_DATA FOR THIS EXERCISE_
━━━━━━━━━━━━━━━━━━━━━━━━━━━━━━

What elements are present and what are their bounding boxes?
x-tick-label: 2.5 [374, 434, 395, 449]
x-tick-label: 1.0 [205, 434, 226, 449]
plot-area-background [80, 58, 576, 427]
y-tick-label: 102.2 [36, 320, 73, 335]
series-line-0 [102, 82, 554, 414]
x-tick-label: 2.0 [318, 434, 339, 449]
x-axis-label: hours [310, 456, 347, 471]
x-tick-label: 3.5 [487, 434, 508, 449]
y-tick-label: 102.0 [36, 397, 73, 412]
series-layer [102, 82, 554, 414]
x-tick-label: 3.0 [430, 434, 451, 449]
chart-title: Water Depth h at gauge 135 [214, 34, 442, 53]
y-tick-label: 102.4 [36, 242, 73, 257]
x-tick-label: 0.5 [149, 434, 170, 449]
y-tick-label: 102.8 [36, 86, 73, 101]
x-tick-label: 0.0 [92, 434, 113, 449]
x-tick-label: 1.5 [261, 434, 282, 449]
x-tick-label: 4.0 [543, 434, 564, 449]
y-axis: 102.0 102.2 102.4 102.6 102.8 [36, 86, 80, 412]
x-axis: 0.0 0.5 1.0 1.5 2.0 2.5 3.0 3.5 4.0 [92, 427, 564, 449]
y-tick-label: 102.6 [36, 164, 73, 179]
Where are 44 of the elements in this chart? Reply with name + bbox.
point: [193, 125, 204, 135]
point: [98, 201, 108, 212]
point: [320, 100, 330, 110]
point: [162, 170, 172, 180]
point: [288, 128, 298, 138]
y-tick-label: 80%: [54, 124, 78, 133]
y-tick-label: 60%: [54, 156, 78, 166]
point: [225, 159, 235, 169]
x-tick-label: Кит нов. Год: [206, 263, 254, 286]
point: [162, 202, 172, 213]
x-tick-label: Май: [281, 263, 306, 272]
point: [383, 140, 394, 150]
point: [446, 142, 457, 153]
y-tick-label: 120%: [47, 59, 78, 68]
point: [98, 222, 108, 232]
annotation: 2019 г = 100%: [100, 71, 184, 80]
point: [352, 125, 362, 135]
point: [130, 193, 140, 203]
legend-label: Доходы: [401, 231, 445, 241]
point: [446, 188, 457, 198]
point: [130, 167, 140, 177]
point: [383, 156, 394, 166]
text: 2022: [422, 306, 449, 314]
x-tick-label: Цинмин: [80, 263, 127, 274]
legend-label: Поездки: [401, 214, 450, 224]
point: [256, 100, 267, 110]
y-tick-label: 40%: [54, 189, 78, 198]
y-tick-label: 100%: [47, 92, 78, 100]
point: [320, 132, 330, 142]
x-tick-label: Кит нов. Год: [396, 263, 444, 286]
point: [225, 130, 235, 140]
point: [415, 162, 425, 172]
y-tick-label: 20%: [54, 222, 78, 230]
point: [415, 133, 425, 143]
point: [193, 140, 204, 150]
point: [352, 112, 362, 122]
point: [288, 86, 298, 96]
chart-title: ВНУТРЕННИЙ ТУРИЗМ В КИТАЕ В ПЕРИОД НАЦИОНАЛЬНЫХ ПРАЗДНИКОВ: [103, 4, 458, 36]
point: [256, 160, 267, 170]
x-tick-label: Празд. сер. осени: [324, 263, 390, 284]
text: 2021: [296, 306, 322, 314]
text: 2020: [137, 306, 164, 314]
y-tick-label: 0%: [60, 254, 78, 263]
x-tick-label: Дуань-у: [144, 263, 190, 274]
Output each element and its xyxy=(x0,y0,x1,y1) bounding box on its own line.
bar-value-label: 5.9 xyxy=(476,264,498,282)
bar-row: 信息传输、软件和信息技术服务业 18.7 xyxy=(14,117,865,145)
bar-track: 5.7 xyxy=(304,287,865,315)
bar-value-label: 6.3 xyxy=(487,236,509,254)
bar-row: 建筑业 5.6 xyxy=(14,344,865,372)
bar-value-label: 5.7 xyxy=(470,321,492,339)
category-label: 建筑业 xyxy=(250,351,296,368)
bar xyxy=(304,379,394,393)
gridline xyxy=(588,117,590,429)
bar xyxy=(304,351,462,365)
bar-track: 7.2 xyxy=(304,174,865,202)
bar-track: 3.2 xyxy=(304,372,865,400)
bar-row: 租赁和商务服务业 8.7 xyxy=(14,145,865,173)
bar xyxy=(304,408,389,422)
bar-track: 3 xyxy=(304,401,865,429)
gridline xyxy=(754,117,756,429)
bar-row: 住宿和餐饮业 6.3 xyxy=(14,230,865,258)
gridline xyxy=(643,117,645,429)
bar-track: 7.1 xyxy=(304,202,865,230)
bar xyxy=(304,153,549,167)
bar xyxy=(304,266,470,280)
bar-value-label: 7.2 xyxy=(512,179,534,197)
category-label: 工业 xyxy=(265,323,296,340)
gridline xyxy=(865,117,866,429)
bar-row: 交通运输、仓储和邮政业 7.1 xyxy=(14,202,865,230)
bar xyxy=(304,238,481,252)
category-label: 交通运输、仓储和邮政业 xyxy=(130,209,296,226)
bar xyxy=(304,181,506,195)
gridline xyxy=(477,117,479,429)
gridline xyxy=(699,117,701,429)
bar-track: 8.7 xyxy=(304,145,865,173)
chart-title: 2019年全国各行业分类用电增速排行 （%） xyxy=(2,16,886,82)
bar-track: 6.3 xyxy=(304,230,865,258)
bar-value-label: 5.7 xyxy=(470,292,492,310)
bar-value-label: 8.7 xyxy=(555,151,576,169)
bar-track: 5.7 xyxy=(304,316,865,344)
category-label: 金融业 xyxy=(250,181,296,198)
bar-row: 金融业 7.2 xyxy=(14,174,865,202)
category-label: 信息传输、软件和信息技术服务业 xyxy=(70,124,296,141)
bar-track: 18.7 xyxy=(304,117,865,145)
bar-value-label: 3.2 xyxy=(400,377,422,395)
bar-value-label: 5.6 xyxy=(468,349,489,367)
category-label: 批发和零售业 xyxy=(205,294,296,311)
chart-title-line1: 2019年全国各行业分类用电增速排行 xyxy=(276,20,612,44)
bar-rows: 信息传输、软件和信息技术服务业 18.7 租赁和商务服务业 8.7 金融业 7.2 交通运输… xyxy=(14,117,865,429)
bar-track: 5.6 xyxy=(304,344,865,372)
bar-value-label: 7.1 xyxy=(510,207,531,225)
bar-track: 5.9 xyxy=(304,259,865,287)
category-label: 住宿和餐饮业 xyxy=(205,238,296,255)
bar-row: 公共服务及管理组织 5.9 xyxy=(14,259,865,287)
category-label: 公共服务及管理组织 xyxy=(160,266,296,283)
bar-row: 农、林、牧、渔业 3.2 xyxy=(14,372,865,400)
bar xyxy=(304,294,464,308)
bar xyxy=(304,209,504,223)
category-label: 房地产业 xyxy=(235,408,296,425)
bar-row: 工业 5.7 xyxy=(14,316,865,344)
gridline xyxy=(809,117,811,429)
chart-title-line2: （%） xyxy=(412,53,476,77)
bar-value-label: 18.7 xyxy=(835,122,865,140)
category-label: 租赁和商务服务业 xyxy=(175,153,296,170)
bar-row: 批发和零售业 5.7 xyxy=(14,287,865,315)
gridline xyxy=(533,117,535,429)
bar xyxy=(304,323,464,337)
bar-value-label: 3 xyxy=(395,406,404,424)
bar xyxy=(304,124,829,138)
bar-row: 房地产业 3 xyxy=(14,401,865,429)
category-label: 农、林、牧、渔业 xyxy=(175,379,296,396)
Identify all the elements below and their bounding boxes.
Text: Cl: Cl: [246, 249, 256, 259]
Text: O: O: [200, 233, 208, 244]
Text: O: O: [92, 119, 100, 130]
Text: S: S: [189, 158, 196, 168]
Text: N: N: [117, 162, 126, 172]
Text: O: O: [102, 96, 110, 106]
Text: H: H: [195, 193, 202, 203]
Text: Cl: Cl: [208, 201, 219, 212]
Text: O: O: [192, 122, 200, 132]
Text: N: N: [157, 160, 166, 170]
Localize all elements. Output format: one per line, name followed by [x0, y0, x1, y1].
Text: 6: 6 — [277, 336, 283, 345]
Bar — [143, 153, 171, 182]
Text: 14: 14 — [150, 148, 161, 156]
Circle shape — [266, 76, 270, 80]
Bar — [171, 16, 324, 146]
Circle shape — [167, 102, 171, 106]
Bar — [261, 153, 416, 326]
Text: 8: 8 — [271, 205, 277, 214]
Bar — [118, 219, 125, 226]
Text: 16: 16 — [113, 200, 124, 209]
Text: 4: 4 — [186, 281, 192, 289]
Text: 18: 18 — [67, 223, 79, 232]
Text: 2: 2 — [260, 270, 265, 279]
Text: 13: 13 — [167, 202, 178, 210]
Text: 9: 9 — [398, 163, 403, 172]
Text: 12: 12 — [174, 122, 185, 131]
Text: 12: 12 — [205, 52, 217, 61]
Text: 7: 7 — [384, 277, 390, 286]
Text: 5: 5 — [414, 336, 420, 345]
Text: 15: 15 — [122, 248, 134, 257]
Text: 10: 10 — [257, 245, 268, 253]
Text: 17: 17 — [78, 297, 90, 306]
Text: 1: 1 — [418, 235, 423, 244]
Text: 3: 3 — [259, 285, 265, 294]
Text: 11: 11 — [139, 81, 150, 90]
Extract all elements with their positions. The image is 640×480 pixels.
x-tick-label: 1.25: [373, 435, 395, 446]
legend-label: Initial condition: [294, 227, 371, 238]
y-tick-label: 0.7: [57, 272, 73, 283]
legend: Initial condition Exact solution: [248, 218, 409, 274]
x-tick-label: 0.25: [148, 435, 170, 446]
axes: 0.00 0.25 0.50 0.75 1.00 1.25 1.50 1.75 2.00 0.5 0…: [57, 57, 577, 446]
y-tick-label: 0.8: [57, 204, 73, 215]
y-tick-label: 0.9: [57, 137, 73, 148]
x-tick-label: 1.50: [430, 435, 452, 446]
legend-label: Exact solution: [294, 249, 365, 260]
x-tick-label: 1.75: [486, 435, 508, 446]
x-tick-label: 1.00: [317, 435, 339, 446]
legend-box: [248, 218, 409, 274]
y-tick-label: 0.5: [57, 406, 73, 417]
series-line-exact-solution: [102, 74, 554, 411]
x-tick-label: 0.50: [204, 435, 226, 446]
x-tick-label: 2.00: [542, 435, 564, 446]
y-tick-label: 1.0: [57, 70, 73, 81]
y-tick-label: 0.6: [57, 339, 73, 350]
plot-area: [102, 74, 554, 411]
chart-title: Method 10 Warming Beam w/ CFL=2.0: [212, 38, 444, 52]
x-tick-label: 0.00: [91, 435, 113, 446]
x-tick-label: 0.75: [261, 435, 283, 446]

━━━━━━━━━━━━━━━━━━━━━━━━━━━━━━

_SHORT EXERCISE_
Can you rewrite the material from its first line through the line containing "chart-title: Water Depth", both ends included, changing "hours" to "minutes" and keeping everything else the same?

_CORRECT RESULT_
What elements are present and what are their bounding boxes?
x-tick-label: 2.5 [374, 434, 395, 449]
x-tick-label: 1.0 [205, 434, 226, 449]
plot-area-background [80, 58, 576, 427]
y-tick-label: 102.2 [36, 320, 73, 335]
series-line-0 [102, 82, 554, 414]
x-tick-label: 2.0 [318, 434, 339, 449]
x-axis-label: minutes [310, 456, 347, 471]
x-tick-label: 3.5 [487, 434, 508, 449]
y-tick-label: 102.0 [36, 397, 73, 412]
series-layer [102, 82, 554, 414]
x-tick-label: 3.0 [430, 434, 451, 449]
chart-title: Water Depth h at gauge 135 [214, 34, 442, 53]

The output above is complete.